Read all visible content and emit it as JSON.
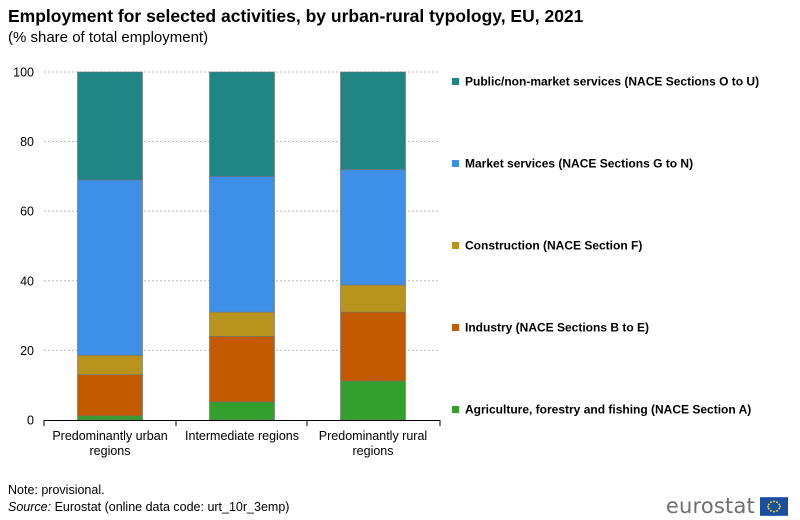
{
  "title": "Employment for selected activities, by urban-rural typology, EU, 2021",
  "subtitle": "(% share of total employment)",
  "note": "Note: provisional.",
  "source_label": "Source:",
  "source_text": " Eurostat (online data code: urt_10r_3emp)",
  "logo_text": "eurostat",
  "chart_data": {
    "type": "bar",
    "stacked": true,
    "title": "Employment for selected activities, by urban-rural typology, EU, 2021",
    "subtitle": "(% share of total employment)",
    "categories": [
      [
        "Predominantly urban",
        "regions"
      ],
      [
        "Intermediate regions"
      ],
      [
        "Predominantly rural",
        "regions"
      ]
    ],
    "ylim": [
      0,
      100
    ],
    "yticks": [
      0,
      20,
      40,
      60,
      80,
      100
    ],
    "grid": true,
    "legend_position": "right",
    "series": [
      {
        "name": "Agriculture, forestry and fishing (NACE Section A)",
        "color": "#33a02c",
        "values": [
          1.2,
          5.2,
          11.2
        ]
      },
      {
        "name": "Industry (NACE Sections B to E)",
        "color": "#c45a00",
        "values": [
          11.8,
          18.8,
          19.8
        ]
      },
      {
        "name": "Construction (NACE Section F)",
        "color": "#b8941f",
        "values": [
          5.6,
          7.0,
          7.8
        ]
      },
      {
        "name": "Market services (NACE Sections G to N)",
        "color": "#3d8fe8",
        "values": [
          50.4,
          39.0,
          33.2
        ]
      },
      {
        "name": "Public/non-market services (NACE Sections O to U)",
        "color": "#1f8585",
        "values": [
          31.0,
          30.0,
          28.0
        ]
      }
    ]
  }
}
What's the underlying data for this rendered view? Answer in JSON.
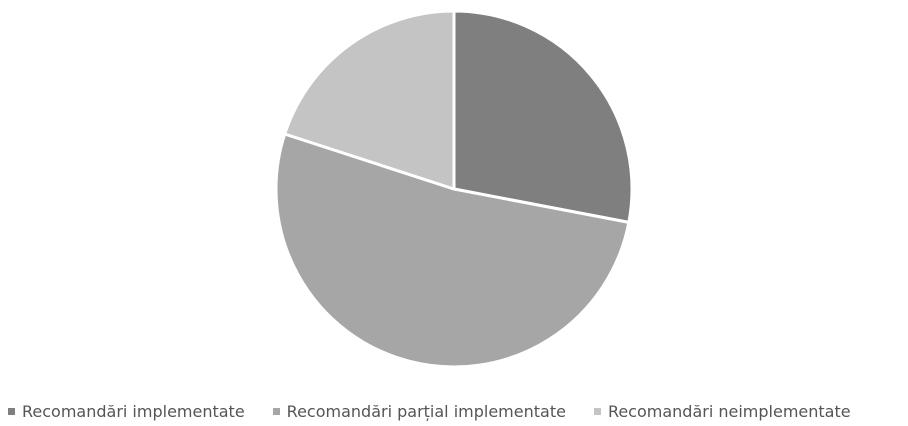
{
  "chart_data": {
    "type": "pie",
    "categories": [
      "Recomandări implementate",
      "Recomandări parțial implementate",
      "Recomandări neimplementate"
    ],
    "values": [
      28,
      52,
      20
    ],
    "colors": [
      "#7f7f7f",
      "#a6a6a6",
      "#c4c4c4"
    ],
    "start_angle_deg": 0,
    "direction": "clockwise",
    "legend_position": "bottom",
    "title": ""
  }
}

Exercise aim:
Using the records above, copy every line that has the word "share" in it.

Answer to the task:
  "subtitle": "(% share of total employment)",
    "subtitle": "(% share of total employment)",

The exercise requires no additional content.